Requirement:
Below are some records; retype all of them exactly.

Supplied material:

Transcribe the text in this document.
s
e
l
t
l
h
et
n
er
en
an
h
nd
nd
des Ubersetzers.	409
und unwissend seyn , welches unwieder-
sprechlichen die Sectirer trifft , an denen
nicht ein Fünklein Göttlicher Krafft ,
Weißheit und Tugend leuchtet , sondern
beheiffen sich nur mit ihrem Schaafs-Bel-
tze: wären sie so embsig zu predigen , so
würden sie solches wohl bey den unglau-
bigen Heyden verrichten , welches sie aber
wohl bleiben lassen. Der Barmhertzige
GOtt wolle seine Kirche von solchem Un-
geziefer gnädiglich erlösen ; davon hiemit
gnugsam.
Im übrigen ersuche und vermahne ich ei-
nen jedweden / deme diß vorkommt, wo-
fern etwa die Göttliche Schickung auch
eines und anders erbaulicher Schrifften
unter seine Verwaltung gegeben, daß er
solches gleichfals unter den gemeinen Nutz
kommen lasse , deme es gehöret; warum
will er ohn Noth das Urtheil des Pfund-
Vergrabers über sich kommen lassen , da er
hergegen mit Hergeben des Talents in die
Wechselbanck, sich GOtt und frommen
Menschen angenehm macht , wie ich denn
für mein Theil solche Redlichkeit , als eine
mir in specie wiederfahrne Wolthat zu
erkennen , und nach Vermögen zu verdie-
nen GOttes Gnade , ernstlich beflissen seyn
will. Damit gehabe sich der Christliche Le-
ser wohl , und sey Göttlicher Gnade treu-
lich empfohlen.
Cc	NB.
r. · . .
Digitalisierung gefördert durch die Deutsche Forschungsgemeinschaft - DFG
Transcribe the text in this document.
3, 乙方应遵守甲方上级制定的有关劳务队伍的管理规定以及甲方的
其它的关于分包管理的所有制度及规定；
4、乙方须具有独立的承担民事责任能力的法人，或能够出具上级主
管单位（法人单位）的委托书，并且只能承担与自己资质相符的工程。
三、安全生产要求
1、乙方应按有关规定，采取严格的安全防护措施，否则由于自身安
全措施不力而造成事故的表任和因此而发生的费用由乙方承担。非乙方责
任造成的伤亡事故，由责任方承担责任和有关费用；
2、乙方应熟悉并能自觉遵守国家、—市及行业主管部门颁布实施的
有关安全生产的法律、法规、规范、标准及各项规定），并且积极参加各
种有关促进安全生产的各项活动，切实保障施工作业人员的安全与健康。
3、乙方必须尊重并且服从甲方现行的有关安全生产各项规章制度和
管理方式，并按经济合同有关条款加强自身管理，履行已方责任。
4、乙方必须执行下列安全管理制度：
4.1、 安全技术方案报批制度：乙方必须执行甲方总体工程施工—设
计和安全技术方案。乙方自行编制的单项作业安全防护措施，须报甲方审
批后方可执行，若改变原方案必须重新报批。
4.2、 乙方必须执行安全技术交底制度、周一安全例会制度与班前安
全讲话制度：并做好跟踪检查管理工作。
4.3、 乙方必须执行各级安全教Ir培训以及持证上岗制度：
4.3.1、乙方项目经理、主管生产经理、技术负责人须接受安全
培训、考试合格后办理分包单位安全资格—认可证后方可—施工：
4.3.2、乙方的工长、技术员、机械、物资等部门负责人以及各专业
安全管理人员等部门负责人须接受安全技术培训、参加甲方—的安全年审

Exercise output:
Transcribe the text in this document.
s
e
l
t
l
h
et
n
er
en
an
h
nd
nd
des Ubersetzers.	409
und unwissend seyn , welches unwieder-
sprechlichen die Sectirer trifft , an denen
nicht ein Fünklein Göttlicher Krafft ,
Weißheit und Tugend leuchtet , sondern
beheiffen sich nur mit ihrem Schaafs-Bel-
tze: wären sie so embsig zu predigen , so
würden sie solches wohl bey den unglau-
bigen Heyden verrichten , welches sie aber
wohl bleiben lassen. Der Barmhertzige
GOtt wolle seine Kirche von solchem Un-
geziefer gnädiglich erlösen ; davon hiemit
gnugsam.
Im übrigen ersuche und vermahne ich ei-
nen jedweden / deme diß vorkommt, wo-
fern etwa die Göttliche Schickung auch
eines und anders erbaulicher Schrifften
unter seine Verwaltung gegeben, daß er
solches gleichfals unter den gemeinen Nutz
kommen lasse , deme es gehöret; warum
will er ohn Noth das Urtheil des Pfund-
Vergrabers über sich kommen lassen , da er
hergegen mit Hergeben des Talents in die
Wechselbanck, sich GOtt und frommen
Menschen angenehm macht , wie ich denn
für mein Theil solche Redlichkeit , als eine
mir in specie wiederfahrne Wolthat zu
erkennen , und nach Vermögen zu verdie-
nen GOttes Gnade , ernstlich beflissen seyn
will. Damit gehabe sich der Christliche Le-
ser wohl , und sey Göttlicher Gnade treu-
lich empfohlen.
Cc	NB.
r. · . .
Digitalisierung gefördert durch die Deutsche Forschungsgemeinschaft - DFG
Transcribe the text in this document.
3, 乙方应遵守甲方上级制定的有关劳务队伍的管理规定以及甲方的
其它的关于分包管理的所有制度及规定；
4、乙方须具有独立的承担民事责任能力的法人，或能够出具上级主
管单位（法人单位）的委托书，并且只能承担与自己资质相符的工程。
三、安全生产要求
1、乙方应按有关规定，采取严格的安全防护措施，否则由于自身安
全措施不力而造成事故的表任和因此而发生的费用由乙方承担。非乙方责
任造成的伤亡事故，由责任方承担责任和有关费用；
2、乙方应熟悉并能自觉遵守国家、—市及行业主管部门颁布实施的
有关安全生产的法律、法规、规范、标准及各项规定），并且积极参加各
种有关促进安全生产的各项活动，切实保障施工作业人员的安全与健康。
3、乙方必须尊重并且服从甲方现行的有关安全生产各项规章制度和
管理方式，并按经济合同有关条款加强自身管理，履行已方责任。
4、乙方必须执行下列安全管理制度：
4.1、 安全技术方案报批制度：乙方必须执行甲方总体工程施工—设
计和安全技术方案。乙方自行编制的单项作业安全防护措施，须报甲方审
批后方可执行，若改变原方案必须重新报批。
4.2、 乙方必须执行安全技术交底制度、周一安全例会制度与班前安
全讲话制度：并做好跟踪检查管理工作。
4.3、 乙方必须执行各级安全教Ir培训以及持证上岗制度：
4.3.1、乙方项目经理、主管生产经理、技术负责人须接受安全
培训、考试合格后办理分包单位安全资格—认可证后方可—施工：
4.3.2、乙方的工长、技术员、机械、物资等部门负责人以及各专业
安全管理人员等部门负责人须接受安全技术培训、参加甲方—的安全年审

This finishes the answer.